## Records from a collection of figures
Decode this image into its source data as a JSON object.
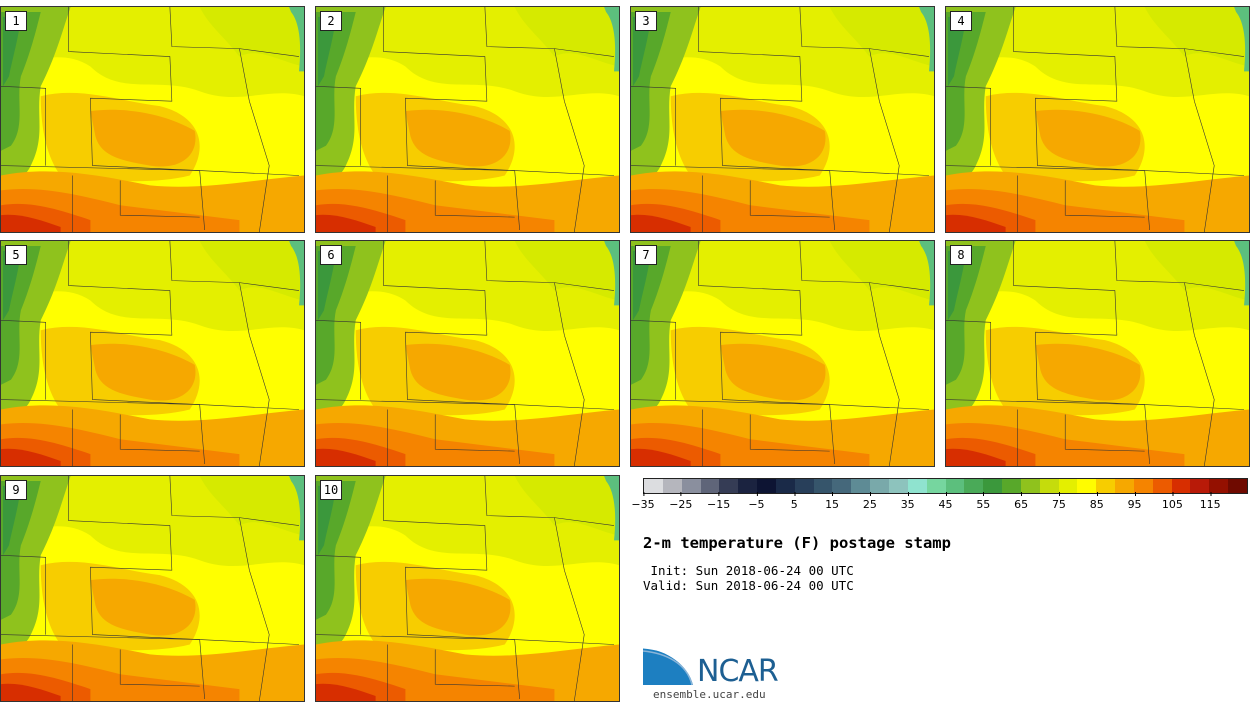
{
  "panels": [
    {
      "label": "1"
    },
    {
      "label": "2"
    },
    {
      "label": "3"
    },
    {
      "label": "4"
    },
    {
      "label": "5"
    },
    {
      "label": "6"
    },
    {
      "label": "7"
    },
    {
      "label": "8"
    },
    {
      "label": "9"
    },
    {
      "label": "10"
    }
  ],
  "colorbar": {
    "colors": [
      "#dcdde0",
      "#b5b6bd",
      "#8a8f9e",
      "#5f6579",
      "#353c55",
      "#1b2340",
      "#0d1433",
      "#1a2a48",
      "#283f5a",
      "#36556b",
      "#45687b",
      "#5e8b95",
      "#79a9aa",
      "#8dc3bd",
      "#8fe3cf",
      "#76d69f",
      "#5cbf7d",
      "#4aaa58",
      "#3b983c",
      "#58a82a",
      "#8fc21d",
      "#c5dc0c",
      "#e4ef00",
      "#fffc00",
      "#f7cd00",
      "#f6a800",
      "#f58400",
      "#ec5b00",
      "#d72e00",
      "#b81a08",
      "#941000",
      "#6f0a00"
    ],
    "tick_labels": [
      "−35",
      "−25",
      "−15",
      "−5",
      "5",
      "15",
      "25",
      "35",
      "45",
      "55",
      "65",
      "75",
      "85",
      "95",
      "105",
      "115"
    ],
    "min": -35,
    "max": 125
  },
  "title": "2-m temperature (F) postage stamp",
  "init": " Init: Sun 2018-06-24 00 UTC",
  "valid": "Valid: Sun 2018-06-24 00 UTC",
  "logo": {
    "text": "NCAR",
    "site": "ensemble.ucar.edu"
  }
}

## WHAT IS BEING ASKED
Strip out the images, then output the records above word for word.

## THE RESULT
Decode this image into its source data as a JSON object.
{
  "panels": [
    {
      "label": "1"
    },
    {
      "label": "2"
    },
    {
      "label": "3"
    },
    {
      "label": "4"
    },
    {
      "label": "5"
    },
    {
      "label": "6"
    },
    {
      "label": "7"
    },
    {
      "label": "8"
    },
    {
      "label": "9"
    },
    {
      "label": "10"
    }
  ],
  "colorbar": {
    "colors": [
      "#dcdde0",
      "#b5b6bd",
      "#8a8f9e",
      "#5f6579",
      "#353c55",
      "#1b2340",
      "#0d1433",
      "#1a2a48",
      "#283f5a",
      "#36556b",
      "#45687b",
      "#5e8b95",
      "#79a9aa",
      "#8dc3bd",
      "#8fe3cf",
      "#76d69f",
      "#5cbf7d",
      "#4aaa58",
      "#3b983c",
      "#58a82a",
      "#8fc21d",
      "#c5dc0c",
      "#e4ef00",
      "#fffc00",
      "#f7cd00",
      "#f6a800",
      "#f58400",
      "#ec5b00",
      "#d72e00",
      "#b81a08",
      "#941000",
      "#6f0a00"
    ],
    "tick_labels": [
      "−35",
      "−25",
      "−15",
      "−5",
      "5",
      "15",
      "25",
      "35",
      "45",
      "55",
      "65",
      "75",
      "85",
      "95",
      "105",
      "115"
    ],
    "min": -35,
    "max": 125
  },
  "title": "2-m temperature (F) postage stamp",
  "init": " Init: Sun 2018-06-24 00 UTC",
  "valid": "Valid: Sun 2018-06-24 00 UTC",
  "logo": {
    "text": "NCAR",
    "site": "ensemble.ucar.edu"
  }
}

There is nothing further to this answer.